### Work to do
Copy out every record below, word for word.

[Stored data]
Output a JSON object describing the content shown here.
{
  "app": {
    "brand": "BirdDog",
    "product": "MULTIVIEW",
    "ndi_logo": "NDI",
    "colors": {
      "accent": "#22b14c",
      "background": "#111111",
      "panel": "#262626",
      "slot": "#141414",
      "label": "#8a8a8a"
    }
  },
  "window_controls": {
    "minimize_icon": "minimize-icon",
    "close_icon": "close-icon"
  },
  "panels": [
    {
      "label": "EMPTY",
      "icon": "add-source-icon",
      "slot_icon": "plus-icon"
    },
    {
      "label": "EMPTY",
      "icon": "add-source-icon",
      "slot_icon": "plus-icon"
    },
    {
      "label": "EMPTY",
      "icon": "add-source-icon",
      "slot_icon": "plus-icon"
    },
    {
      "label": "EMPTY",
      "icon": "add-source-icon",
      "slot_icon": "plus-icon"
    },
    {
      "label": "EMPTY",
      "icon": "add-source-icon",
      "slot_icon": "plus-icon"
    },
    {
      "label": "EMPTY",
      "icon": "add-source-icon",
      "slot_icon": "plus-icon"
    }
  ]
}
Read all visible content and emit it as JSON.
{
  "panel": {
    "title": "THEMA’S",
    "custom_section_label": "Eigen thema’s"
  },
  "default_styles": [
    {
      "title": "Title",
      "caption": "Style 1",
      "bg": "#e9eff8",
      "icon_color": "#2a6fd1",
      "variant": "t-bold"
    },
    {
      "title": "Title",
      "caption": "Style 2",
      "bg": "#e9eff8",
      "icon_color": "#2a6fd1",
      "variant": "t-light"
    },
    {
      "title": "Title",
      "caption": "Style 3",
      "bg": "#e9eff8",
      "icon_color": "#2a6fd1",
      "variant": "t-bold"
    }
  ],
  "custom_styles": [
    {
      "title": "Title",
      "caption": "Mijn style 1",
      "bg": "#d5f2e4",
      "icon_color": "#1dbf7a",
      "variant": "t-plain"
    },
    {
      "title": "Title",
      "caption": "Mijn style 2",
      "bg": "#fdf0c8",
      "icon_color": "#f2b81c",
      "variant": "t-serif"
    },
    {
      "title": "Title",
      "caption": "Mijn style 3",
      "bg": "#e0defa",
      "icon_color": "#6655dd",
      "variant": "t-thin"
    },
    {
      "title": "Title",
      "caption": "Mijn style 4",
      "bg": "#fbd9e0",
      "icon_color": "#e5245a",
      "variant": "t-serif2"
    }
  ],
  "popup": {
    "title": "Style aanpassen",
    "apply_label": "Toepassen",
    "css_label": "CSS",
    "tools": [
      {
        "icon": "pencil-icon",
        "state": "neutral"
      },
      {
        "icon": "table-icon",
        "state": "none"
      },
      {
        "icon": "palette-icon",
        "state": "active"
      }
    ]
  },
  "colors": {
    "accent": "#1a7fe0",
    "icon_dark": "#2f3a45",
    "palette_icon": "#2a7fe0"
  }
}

### Finished task
Output a JSON object describing the content shown here.
{
  "app": {
    "brand": "BirdDog",
    "product": "MULTIVIEW",
    "ndi_logo": "NDI",
    "colors": {
      "accent": "#22b14c",
      "background": "#111111",
      "panel": "#262626",
      "slot": "#141414",
      "label": "#8a8a8a"
    }
  },
  "window_controls": {
    "minimize_icon": "minimize-icon",
    "close_icon": "close-icon"
  },
  "panels": [
    {
      "label": "EMPTY",
      "icon": "add-source-icon",
      "slot_icon": "plus-icon"
    },
    {
      "label": "EMPTY",
      "icon": "add-source-icon",
      "slot_icon": "plus-icon"
    },
    {
      "label": "EMPTY",
      "icon": "add-source-icon",
      "slot_icon": "plus-icon"
    },
    {
      "label": "EMPTY",
      "icon": "add-source-icon",
      "slot_icon": "plus-icon"
    },
    {
      "label": "EMPTY",
      "icon": "add-source-icon",
      "slot_icon": "plus-icon"
    },
    {
      "label": "EMPTY",
      "icon": "add-source-icon",
      "slot_icon": "plus-icon"
    }
  ]
}
Read all visible content and emit it as JSON.
{
  "panel": {
    "title": "THEMA’S",
    "custom_section_label": "Eigen thema’s"
  },
  "default_styles": [
    {
      "title": "Title",
      "caption": "Style 1",
      "bg": "#e9eff8",
      "icon_color": "#2a6fd1",
      "variant": "t-bold"
    },
    {
      "title": "Title",
      "caption": "Style 2",
      "bg": "#e9eff8",
      "icon_color": "#2a6fd1",
      "variant": "t-light"
    },
    {
      "title": "Title",
      "caption": "Style 3",
      "bg": "#e9eff8",
      "icon_color": "#2a6fd1",
      "variant": "t-bold"
    }
  ],
  "custom_styles": [
    {
      "title": "Title",
      "caption": "Mijn style 1",
      "bg": "#d5f2e4",
      "icon_color": "#1dbf7a",
      "variant": "t-plain"
    },
    {
      "title": "Title",
      "caption": "Mijn style 2",
      "bg": "#fdf0c8",
      "icon_color": "#f2b81c",
      "variant": "t-serif"
    },
    {
      "title": "Title",
      "caption": "Mijn style 3",
      "bg": "#e0defa",
      "icon_color": "#6655dd",
      "variant": "t-thin"
    },
    {
      "title": "Title",
      "caption": "Mijn style 4",
      "bg": "#fbd9e0",
      "icon_color": "#e5245a",
      "variant": "t-serif2"
    }
  ],
  "popup": {
    "title": "Style aanpassen",
    "apply_label": "Toepassen",
    "css_label": "CSS",
    "tools": [
      {
        "icon": "pencil-icon",
        "state": "neutral"
      },
      {
        "icon": "table-icon",
        "state": "none"
      },
      {
        "icon": "palette-icon",
        "state": "active"
      }
    ]
  },
  "colors": {
    "accent": "#1a7fe0",
    "icon_dark": "#2f3a45",
    "palette_icon": "#2a7fe0"
  }
}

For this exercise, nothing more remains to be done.